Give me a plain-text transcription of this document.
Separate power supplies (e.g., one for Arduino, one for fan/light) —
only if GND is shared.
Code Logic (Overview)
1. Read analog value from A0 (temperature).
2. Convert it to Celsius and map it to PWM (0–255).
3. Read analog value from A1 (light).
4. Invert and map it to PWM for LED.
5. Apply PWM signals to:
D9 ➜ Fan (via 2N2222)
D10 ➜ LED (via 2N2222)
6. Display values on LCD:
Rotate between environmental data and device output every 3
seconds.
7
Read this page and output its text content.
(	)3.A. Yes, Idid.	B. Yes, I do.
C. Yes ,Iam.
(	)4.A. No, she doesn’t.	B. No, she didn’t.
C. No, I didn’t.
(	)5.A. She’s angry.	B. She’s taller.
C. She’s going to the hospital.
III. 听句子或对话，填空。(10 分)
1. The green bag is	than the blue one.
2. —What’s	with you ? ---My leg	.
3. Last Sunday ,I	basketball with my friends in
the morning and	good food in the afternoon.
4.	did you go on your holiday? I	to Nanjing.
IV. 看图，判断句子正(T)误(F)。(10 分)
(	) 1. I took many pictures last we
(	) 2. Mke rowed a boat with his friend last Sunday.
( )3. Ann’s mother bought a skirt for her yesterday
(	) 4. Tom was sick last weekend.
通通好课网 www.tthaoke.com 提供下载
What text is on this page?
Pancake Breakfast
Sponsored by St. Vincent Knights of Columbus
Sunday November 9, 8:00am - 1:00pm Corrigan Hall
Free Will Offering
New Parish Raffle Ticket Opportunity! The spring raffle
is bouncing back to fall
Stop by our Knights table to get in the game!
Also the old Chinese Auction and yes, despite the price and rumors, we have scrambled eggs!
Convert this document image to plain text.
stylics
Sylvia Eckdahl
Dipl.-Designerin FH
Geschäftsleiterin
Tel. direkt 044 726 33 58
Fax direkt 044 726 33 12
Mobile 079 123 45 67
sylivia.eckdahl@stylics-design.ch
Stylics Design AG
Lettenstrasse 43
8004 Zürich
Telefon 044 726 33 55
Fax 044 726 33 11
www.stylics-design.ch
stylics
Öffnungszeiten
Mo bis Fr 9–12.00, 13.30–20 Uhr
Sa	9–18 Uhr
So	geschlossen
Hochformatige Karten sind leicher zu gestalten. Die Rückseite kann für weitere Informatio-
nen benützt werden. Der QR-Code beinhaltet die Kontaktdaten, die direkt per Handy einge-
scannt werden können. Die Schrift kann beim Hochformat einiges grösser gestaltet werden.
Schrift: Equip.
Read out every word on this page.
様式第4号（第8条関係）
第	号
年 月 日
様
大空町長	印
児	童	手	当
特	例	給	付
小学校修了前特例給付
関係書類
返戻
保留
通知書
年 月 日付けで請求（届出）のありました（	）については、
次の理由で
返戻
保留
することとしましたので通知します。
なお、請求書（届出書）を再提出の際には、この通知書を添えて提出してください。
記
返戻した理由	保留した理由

TASK BRIEF: Which lines hold the word "Convert"? Return all of them from the records above.

OUTPUT OF THE EXERCISE:
2. Convert it to Celsius and map it to PWM (0–255).
Convert this document image to plain text.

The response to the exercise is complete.